To do — Return the listing word for word, as given.

-- start Dataset extract --

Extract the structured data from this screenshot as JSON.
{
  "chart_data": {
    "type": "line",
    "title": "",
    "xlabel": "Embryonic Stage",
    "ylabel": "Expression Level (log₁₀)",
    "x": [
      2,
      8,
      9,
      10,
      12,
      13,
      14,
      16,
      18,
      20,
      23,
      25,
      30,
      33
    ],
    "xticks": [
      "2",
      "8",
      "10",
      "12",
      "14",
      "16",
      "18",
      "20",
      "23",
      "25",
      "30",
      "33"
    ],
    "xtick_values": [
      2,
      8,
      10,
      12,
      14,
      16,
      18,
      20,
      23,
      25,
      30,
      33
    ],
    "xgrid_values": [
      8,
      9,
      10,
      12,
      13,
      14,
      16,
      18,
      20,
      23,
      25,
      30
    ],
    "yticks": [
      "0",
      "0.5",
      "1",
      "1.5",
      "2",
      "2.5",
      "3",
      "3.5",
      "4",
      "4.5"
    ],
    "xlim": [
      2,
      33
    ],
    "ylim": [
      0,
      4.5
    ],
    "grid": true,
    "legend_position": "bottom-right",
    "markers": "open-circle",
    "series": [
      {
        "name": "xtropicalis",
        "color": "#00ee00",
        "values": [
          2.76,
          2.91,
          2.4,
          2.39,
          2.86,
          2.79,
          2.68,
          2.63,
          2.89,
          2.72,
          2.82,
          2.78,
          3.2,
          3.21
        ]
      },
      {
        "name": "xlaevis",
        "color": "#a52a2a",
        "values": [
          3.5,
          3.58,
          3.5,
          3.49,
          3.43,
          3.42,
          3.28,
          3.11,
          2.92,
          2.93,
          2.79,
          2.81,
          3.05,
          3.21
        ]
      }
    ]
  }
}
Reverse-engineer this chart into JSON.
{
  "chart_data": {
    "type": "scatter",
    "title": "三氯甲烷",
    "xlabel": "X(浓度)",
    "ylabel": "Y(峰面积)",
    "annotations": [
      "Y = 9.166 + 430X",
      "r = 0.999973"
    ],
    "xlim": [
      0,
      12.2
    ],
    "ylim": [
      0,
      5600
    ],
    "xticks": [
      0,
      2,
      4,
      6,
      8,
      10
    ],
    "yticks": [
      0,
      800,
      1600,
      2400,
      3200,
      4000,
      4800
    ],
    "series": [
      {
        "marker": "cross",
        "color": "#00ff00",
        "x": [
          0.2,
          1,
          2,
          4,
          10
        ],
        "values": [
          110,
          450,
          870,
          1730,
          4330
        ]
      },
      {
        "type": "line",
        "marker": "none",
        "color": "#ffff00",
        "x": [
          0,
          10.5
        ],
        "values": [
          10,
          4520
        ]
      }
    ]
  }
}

-- end Dataset extract --

Correct output —
Extract the structured data from this screenshot as JSON.
{
  "chart_data": {
    "type": "line",
    "title": "",
    "xlabel": "Embryonic Stage",
    "ylabel": "Expression Level (log₁₀)",
    "x": [
      2,
      8,
      9,
      10,
      12,
      13,
      14,
      16,
      18,
      20,
      23,
      25,
      30,
      33
    ],
    "xticks": [
      "2",
      "8",
      "10",
      "12",
      "14",
      "16",
      "18",
      "20",
      "23",
      "25",
      "30",
      "33"
    ],
    "xtick_values": [
      2,
      8,
      10,
      12,
      14,
      16,
      18,
      20,
      23,
      25,
      30,
      33
    ],
    "xgrid_values": [
      8,
      9,
      10,
      12,
      13,
      14,
      16,
      18,
      20,
      23,
      25,
      30
    ],
    "yticks": [
      "0",
      "0.5",
      "1",
      "1.5",
      "2",
      "2.5",
      "3",
      "3.5",
      "4",
      "4.5"
    ],
    "xlim": [
      2,
      33
    ],
    "ylim": [
      0,
      4.5
    ],
    "grid": true,
    "legend_position": "bottom-right",
    "markers": "open-circle",
    "series": [
      {
        "name": "xtropicalis",
        "color": "#00ee00",
        "values": [
          2.76,
          2.91,
          2.4,
          2.39,
          2.86,
          2.79,
          2.68,
          2.63,
          2.89,
          2.72,
          2.82,
          2.78,
          3.2,
          3.21
        ]
      },
      {
        "name": "xlaevis",
        "color": "#a52a2a",
        "values": [
          3.5,
          3.58,
          3.5,
          3.49,
          3.43,
          3.42,
          3.28,
          3.11,
          2.92,
          2.93,
          2.79,
          2.81,
          3.05,
          3.21
        ]
      }
    ]
  }
}
Reverse-engineer this chart into JSON.
{
  "chart_data": {
    "type": "scatter",
    "title": "三氯甲烷",
    "xlabel": "X(浓度)",
    "ylabel": "Y(峰面积)",
    "annotations": [
      "Y = 9.166 + 430X",
      "r = 0.999973"
    ],
    "xlim": [
      0,
      12.2
    ],
    "ylim": [
      0,
      5600
    ],
    "xticks": [
      0,
      2,
      4,
      6,
      8,
      10
    ],
    "yticks": [
      0,
      800,
      1600,
      2400,
      3200,
      4000,
      4800
    ],
    "series": [
      {
        "marker": "cross",
        "color": "#00ff00",
        "x": [
          0.2,
          1,
          2,
          4,
          10
        ],
        "values": [
          110,
          450,
          870,
          1730,
          4330
        ]
      },
      {
        "type": "line",
        "marker": "none",
        "color": "#ffff00",
        "x": [
          0,
          10.5
        ],
        "values": [
          10,
          4520
        ]
      }
    ]
  }
}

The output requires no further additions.